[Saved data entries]
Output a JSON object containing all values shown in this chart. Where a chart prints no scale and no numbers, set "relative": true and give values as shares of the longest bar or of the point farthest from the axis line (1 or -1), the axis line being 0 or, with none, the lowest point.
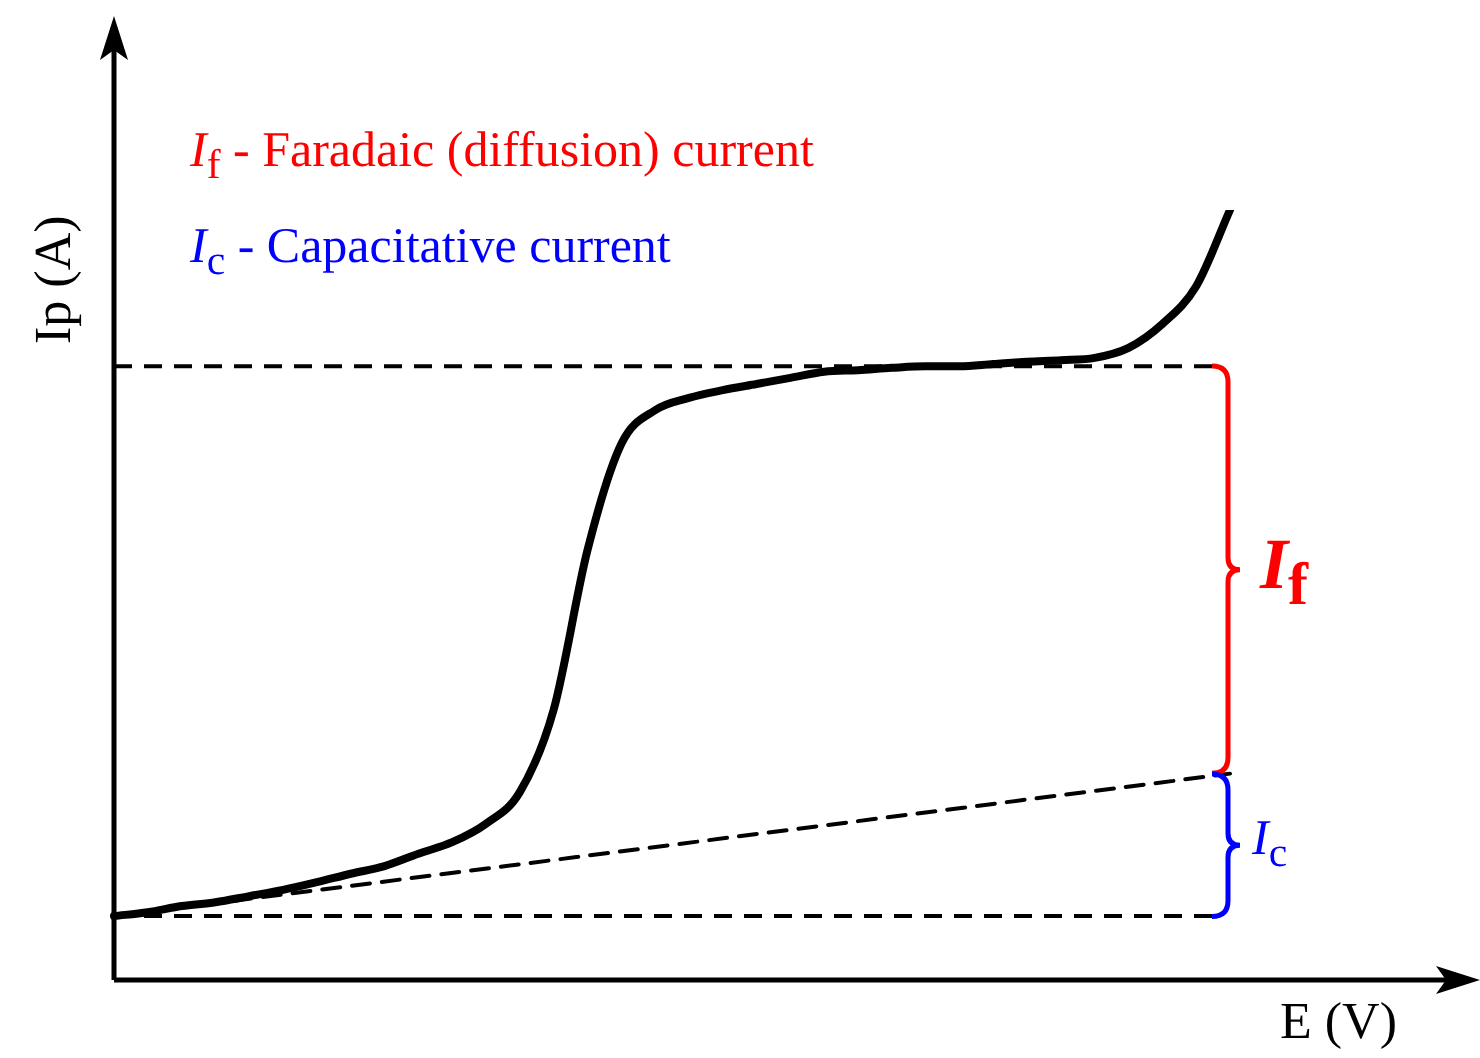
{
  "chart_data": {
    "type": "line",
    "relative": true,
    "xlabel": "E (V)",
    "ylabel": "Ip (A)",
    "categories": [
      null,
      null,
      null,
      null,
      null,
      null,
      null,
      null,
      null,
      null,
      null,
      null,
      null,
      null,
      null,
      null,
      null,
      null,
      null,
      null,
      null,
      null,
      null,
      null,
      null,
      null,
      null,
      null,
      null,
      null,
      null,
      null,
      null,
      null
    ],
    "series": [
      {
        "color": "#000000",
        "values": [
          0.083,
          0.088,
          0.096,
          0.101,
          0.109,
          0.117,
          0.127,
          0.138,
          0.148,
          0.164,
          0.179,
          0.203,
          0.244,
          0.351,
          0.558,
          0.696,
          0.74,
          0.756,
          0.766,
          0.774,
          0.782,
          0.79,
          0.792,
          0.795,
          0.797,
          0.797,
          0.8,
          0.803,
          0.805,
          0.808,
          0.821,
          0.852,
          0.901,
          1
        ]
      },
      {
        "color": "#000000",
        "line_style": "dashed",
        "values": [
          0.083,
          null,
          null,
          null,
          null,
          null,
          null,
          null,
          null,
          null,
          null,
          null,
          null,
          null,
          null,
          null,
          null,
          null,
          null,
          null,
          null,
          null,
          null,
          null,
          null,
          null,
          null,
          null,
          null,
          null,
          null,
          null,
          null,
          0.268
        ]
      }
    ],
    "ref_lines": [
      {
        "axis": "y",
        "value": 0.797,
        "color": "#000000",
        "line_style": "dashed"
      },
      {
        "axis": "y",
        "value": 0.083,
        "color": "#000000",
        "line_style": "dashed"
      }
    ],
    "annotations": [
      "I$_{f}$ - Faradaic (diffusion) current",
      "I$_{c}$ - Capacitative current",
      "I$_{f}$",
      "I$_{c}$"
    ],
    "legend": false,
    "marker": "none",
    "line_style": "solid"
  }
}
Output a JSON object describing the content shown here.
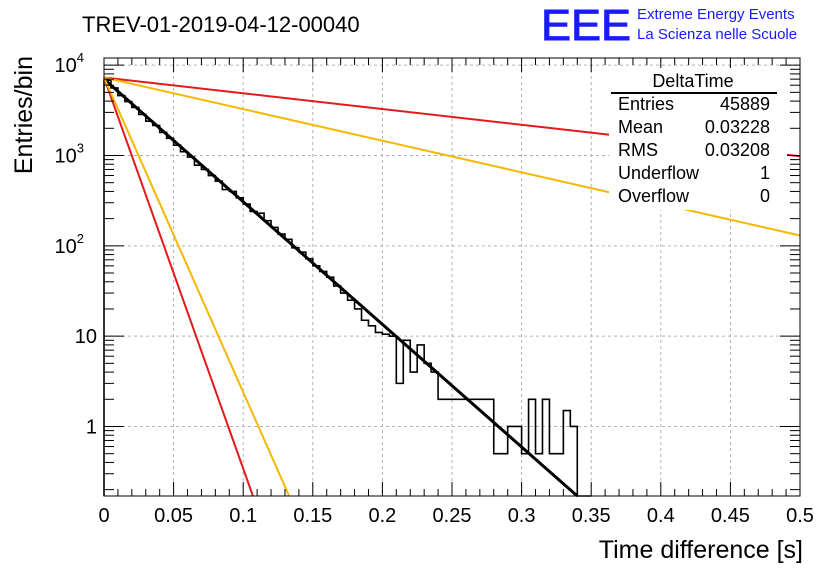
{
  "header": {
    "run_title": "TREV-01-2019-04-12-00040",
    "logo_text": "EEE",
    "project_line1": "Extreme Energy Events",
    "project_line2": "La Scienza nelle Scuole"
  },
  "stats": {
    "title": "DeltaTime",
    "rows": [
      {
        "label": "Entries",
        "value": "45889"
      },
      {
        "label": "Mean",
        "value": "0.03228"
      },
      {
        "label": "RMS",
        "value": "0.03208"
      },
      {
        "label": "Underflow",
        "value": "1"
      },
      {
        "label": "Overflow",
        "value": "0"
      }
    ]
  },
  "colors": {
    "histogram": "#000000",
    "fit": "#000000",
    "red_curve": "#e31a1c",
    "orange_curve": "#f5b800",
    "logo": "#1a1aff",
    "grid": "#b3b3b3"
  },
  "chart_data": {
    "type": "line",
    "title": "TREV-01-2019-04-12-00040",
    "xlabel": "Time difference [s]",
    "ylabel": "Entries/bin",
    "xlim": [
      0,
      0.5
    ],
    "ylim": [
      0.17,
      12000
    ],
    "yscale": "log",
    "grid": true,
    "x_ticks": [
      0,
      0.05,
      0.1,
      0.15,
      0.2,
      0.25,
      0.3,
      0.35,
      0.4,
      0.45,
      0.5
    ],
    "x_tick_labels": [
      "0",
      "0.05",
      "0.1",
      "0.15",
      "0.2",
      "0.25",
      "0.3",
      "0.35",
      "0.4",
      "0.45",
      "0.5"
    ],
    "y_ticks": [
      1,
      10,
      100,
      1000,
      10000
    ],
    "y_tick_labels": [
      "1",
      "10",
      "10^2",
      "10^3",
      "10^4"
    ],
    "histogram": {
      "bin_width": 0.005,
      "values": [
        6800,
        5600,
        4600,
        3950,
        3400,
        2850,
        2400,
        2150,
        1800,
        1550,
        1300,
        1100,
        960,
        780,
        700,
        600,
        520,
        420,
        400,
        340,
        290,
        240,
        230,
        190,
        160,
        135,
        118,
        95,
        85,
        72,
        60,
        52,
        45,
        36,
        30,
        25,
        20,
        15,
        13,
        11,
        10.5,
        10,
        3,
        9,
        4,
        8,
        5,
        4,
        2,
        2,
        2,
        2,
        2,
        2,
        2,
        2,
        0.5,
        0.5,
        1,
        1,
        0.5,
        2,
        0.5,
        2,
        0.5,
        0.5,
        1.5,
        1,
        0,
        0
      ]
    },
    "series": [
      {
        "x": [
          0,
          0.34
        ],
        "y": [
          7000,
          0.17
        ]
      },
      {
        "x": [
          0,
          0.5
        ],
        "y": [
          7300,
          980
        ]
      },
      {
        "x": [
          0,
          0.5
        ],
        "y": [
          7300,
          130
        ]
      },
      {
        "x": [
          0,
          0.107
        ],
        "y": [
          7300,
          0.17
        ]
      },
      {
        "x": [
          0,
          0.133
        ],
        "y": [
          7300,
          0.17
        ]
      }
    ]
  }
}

GOAL OF THE EXERCISE :: Copy down every line of the entries containing the word "values".

RESPONSE ::
Output a JSON object containing all values shown in this chart. Where a chart prints no scale and no numbers, set "relative": true and give values as shares of the longest bar or of the point farthest from the axis line (1 or -1), the axis line being 0 or, with none, the lowest point.
        "values": [
        "values": [
      "values": [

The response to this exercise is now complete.